Written problem: Compute the number of lines that include the string "Glycerol", then output that number and nothing else.

Records for processing:
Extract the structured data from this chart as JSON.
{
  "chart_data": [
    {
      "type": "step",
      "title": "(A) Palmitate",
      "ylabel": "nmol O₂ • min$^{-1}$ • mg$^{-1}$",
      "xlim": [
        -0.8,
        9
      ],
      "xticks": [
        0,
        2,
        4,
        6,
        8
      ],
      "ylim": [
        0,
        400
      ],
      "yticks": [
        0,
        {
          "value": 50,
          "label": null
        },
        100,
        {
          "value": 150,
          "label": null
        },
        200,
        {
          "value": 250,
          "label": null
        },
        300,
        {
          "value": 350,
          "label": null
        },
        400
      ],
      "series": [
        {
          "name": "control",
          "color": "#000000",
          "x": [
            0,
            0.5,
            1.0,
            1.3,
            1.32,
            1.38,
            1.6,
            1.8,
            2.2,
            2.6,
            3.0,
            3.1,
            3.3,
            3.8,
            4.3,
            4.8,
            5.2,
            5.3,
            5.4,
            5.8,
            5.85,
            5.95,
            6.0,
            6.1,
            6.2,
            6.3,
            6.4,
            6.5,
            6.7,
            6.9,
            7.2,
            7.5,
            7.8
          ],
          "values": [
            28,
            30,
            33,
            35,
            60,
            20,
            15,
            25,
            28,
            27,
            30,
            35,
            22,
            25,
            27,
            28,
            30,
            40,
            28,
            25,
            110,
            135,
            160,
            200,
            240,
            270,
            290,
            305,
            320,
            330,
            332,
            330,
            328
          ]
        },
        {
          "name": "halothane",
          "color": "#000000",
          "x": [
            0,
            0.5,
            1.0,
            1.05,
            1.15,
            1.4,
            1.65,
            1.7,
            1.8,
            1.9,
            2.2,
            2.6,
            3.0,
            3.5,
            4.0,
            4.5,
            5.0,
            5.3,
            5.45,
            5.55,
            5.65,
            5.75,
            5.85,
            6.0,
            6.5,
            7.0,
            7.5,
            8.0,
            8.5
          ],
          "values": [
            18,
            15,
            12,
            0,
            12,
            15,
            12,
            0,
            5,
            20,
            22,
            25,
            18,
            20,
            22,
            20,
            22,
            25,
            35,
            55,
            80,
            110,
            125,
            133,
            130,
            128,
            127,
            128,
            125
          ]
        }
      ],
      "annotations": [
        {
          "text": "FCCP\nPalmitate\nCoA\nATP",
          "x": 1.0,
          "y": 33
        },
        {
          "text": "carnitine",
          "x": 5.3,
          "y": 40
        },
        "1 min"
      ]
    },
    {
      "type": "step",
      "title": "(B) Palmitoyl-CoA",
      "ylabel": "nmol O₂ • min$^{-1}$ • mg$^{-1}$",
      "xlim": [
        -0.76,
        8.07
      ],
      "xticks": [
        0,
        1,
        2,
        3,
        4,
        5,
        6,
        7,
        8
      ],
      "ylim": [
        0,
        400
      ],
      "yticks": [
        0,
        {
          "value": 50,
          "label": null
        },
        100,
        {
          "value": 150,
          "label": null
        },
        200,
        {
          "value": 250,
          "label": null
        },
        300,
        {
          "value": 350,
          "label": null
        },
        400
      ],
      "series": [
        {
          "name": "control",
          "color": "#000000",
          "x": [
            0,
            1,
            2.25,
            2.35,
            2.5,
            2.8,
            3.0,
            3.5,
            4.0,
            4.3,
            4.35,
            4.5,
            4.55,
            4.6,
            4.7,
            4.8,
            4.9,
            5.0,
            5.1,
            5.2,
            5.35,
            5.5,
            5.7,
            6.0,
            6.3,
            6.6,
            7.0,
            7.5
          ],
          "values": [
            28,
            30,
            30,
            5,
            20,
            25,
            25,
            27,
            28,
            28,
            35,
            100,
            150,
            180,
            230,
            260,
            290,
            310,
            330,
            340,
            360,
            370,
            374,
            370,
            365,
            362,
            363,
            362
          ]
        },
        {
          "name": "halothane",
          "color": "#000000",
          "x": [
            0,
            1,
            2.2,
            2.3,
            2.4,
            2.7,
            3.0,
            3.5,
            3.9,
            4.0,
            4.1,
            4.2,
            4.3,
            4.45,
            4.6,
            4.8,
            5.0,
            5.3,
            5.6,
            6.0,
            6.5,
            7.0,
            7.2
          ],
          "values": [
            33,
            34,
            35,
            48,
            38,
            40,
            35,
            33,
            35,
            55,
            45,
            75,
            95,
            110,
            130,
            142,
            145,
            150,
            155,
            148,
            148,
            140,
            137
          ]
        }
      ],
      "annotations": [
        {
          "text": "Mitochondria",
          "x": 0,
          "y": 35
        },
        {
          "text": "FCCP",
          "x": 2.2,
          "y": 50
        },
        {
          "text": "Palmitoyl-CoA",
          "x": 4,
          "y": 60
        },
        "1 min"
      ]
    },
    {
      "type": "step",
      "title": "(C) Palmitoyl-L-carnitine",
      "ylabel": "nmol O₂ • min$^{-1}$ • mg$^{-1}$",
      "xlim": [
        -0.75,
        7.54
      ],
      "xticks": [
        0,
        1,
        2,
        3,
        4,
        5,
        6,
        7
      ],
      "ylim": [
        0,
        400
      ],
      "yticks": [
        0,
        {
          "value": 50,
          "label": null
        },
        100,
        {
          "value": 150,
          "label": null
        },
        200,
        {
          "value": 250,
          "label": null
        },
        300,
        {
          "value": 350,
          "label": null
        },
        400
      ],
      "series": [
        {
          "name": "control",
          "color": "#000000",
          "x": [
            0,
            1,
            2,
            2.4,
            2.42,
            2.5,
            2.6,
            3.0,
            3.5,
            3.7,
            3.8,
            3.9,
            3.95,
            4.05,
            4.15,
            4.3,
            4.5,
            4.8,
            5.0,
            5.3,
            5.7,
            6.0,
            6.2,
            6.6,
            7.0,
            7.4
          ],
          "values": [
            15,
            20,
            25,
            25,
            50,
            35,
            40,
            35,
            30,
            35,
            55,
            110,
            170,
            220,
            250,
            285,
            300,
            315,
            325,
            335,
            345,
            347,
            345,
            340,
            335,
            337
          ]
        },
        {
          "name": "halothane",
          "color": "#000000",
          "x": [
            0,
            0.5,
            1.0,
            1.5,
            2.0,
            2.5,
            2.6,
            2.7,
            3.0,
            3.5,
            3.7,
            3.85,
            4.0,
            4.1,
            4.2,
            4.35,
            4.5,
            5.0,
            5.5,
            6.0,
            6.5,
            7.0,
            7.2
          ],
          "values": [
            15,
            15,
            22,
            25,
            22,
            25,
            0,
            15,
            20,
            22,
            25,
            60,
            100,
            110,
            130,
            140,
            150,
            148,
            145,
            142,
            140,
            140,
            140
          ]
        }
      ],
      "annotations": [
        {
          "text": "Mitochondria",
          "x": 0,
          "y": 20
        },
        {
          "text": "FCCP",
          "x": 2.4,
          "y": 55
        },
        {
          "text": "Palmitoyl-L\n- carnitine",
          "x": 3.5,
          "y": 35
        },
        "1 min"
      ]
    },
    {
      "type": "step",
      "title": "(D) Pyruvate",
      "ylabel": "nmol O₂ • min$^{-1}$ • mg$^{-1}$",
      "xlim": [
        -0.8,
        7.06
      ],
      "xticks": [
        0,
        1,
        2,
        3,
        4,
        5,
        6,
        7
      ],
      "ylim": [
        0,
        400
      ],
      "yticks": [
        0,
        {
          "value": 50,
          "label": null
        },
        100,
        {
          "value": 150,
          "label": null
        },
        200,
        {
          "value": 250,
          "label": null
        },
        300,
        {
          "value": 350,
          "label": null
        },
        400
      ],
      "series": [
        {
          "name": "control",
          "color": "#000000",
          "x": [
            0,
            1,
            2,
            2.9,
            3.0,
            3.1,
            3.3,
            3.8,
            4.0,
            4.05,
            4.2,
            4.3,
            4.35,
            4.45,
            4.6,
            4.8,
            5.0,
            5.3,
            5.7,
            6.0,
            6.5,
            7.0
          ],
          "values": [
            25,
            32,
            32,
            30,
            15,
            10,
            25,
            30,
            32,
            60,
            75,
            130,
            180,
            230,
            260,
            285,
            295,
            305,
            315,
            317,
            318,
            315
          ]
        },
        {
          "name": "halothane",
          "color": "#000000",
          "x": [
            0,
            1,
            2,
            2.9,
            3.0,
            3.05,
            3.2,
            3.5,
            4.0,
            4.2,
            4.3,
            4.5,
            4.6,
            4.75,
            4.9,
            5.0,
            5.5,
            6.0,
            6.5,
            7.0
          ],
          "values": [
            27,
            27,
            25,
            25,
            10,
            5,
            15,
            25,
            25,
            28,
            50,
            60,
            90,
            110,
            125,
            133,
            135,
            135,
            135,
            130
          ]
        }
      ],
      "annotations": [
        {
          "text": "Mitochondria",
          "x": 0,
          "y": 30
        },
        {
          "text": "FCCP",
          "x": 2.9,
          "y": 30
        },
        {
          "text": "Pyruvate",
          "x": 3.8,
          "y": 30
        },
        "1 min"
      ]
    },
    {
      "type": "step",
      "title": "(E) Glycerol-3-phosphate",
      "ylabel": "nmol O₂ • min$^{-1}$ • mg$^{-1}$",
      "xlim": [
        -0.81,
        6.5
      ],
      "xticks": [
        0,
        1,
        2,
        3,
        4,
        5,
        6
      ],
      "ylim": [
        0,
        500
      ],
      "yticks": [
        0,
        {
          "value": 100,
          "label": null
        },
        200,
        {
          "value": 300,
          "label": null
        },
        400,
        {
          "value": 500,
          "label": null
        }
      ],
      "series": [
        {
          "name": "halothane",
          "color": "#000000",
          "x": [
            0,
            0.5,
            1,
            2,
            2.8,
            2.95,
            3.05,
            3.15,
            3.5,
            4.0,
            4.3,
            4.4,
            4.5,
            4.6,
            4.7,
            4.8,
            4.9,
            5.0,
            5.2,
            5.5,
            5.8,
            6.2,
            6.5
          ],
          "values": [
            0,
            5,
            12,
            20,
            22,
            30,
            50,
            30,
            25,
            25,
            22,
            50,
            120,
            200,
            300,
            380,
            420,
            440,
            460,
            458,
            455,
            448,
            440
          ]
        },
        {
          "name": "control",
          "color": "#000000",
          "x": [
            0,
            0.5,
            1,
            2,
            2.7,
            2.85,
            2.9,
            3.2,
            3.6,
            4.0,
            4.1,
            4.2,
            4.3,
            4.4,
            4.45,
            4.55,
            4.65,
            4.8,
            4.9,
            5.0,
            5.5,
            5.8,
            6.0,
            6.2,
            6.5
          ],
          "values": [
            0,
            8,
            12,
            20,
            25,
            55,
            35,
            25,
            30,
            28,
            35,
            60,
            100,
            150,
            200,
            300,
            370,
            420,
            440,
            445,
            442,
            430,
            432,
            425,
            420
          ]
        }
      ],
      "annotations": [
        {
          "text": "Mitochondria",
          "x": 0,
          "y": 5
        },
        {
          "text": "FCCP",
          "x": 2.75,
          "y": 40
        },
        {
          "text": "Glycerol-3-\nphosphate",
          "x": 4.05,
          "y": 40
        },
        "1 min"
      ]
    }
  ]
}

Answer for the task: 2